Rows from a dataset
'''

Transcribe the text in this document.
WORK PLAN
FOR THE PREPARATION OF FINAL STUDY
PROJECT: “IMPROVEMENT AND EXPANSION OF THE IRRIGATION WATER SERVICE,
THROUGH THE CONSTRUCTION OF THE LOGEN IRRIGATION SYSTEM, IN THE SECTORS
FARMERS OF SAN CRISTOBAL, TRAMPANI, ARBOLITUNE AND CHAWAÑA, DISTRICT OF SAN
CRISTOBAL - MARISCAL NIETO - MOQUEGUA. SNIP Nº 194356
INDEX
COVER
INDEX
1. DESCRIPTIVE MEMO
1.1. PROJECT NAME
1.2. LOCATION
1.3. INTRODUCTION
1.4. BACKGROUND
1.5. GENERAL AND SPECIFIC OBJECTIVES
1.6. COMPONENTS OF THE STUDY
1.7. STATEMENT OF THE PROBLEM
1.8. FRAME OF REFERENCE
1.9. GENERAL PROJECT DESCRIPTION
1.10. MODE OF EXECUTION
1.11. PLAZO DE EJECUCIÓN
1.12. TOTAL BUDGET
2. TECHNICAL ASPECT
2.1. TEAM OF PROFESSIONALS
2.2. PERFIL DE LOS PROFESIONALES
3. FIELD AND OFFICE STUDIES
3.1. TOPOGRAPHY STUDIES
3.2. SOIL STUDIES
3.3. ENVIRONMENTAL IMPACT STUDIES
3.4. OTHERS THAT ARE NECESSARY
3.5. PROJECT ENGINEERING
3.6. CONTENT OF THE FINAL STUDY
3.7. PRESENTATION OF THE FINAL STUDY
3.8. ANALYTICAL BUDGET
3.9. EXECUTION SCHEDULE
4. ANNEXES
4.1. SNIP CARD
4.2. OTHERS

'''

Stated task
Which lines hold the word "BUDGET"? Show each one.

Answer for this exercise
1.12. TOTAL BUDGET
3.8. ANALYTICAL BUDGET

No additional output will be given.